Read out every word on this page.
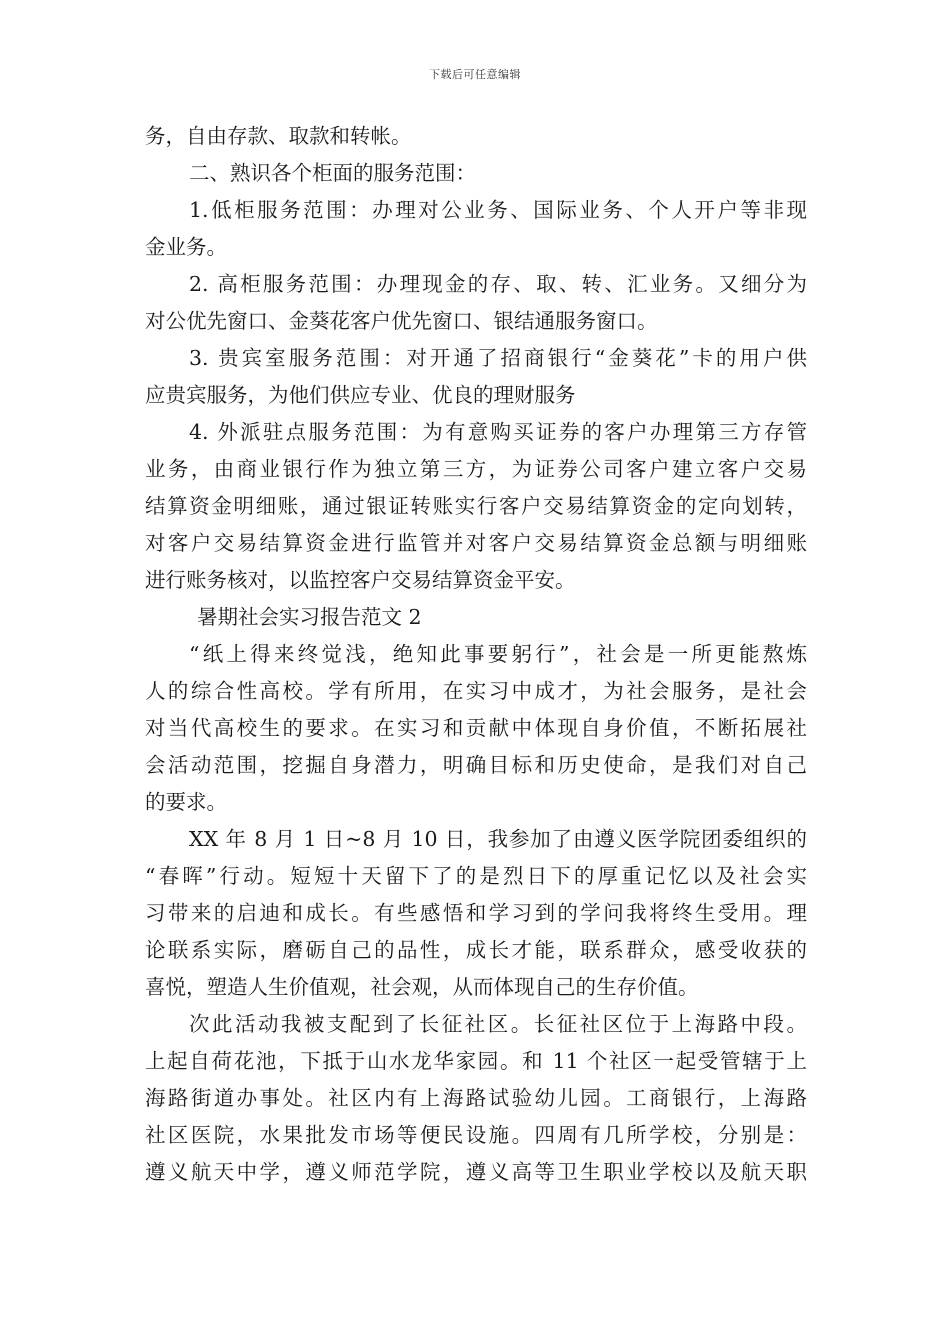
下载后可任意编辑
务，自由存款、取款和转帐。
二、熟识各个柜面的服务范围：
1.低柜服务范围：办理对公业务、国际业务、个人开户等非现
金业务。
2. 高柜服务范围：办理现金的存、取、转、汇业务。又细分为
对公优先窗口、金葵花客户优先窗口、银结通服务窗口。
3. 贵宾室服务范围：对开通了招商银行“金葵花”卡的用户供
应贵宾服务，为他们供应专业、优良的理财服务
4. 外派驻点服务范围：为有意购买证券的客户办理第三方存管
业务，由商业银行作为独立第三方，为证券公司客户建立客户交易
结算资金明细账，通过银证转账实行客户交易结算资金的定向划转，
对客户交易结算资金进行监管并对客户交易结算资金总额与明细账
进行账务核对，以监控客户交易结算资金平安。
暑期社会实习报告范文 2
“纸上得来终觉浅，绝知此事要躬行”，社会是一所更能熬炼
人的综合性高校。学有所用，在实习中成才，为社会服务，是社会
对当代高校生的要求。在实习和贡献中体现自身价值，不断拓展社
会活动范围，挖掘自身潜力，明确目标和历史使命，是我们对自己
的要求。
XX 年 8 月 1 日~8 月 10 日，我参加了由遵义医学院团委组织的
“春晖”行动。短短十天留下了的是烈日下的厚重记忆以及社会实
习带来的启迪和成长。有些感悟和学习到的学问我将终生受用。理
论联系实际，磨砺自己的品性，成长才能，联系群众，感受收获的
喜悦，塑造人生价值观，社会观，从而体现自己的生存价值。
次此活动我被支配到了长征社区。长征社区位于上海路中段。
上起自荷花池，下抵于山水龙华家园。和 11 个社区一起受管辖于上
海路街道办事处。社区内有上海路试验幼儿园。工商银行，上海路
社区医院，水果批发市场等便民设施。四周有几所学校，分别是：
遵义航天中学，遵义师范学院，遵义高等卫生职业学校以及航天职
* * * *
Would you set down the listing exactly, omitting pictures?

• **Reply to the task**:
Read out every word on this page.
下载后可任意编辑
务，自由存款、取款和转帐。
二、熟识各个柜面的服务范围：
1.低柜服务范围：办理对公业务、国际业务、个人开户等非现
金业务。
2. 高柜服务范围：办理现金的存、取、转、汇业务。又细分为
对公优先窗口、金葵花客户优先窗口、银结通服务窗口。
3. 贵宾室服务范围：对开通了招商银行“金葵花”卡的用户供
应贵宾服务，为他们供应专业、优良的理财服务
4. 外派驻点服务范围：为有意购买证券的客户办理第三方存管
业务，由商业银行作为独立第三方，为证券公司客户建立客户交易
结算资金明细账，通过银证转账实行客户交易结算资金的定向划转，
对客户交易结算资金进行监管并对客户交易结算资金总额与明细账
进行账务核对，以监控客户交易结算资金平安。
暑期社会实习报告范文 2
“纸上得来终觉浅，绝知此事要躬行”，社会是一所更能熬炼
人的综合性高校。学有所用，在实习中成才，为社会服务，是社会
对当代高校生的要求。在实习和贡献中体现自身价值，不断拓展社
会活动范围，挖掘自身潜力，明确目标和历史使命，是我们对自己
的要求。
XX 年 8 月 1 日~8 月 10 日，我参加了由遵义医学院团委组织的
“春晖”行动。短短十天留下了的是烈日下的厚重记忆以及社会实
习带来的启迪和成长。有些感悟和学习到的学问我将终生受用。理
论联系实际，磨砺自己的品性，成长才能，联系群众，感受收获的
喜悦，塑造人生价值观，社会观，从而体现自己的生存价值。
次此活动我被支配到了长征社区。长征社区位于上海路中段。
上起自荷花池，下抵于山水龙华家园。和 11 个社区一起受管辖于上
海路街道办事处。社区内有上海路试验幼儿园。工商银行，上海路
社区医院，水果批发市场等便民设施。四周有几所学校，分别是：
遵义航天中学，遵义师范学院，遵义高等卫生职业学校以及航天职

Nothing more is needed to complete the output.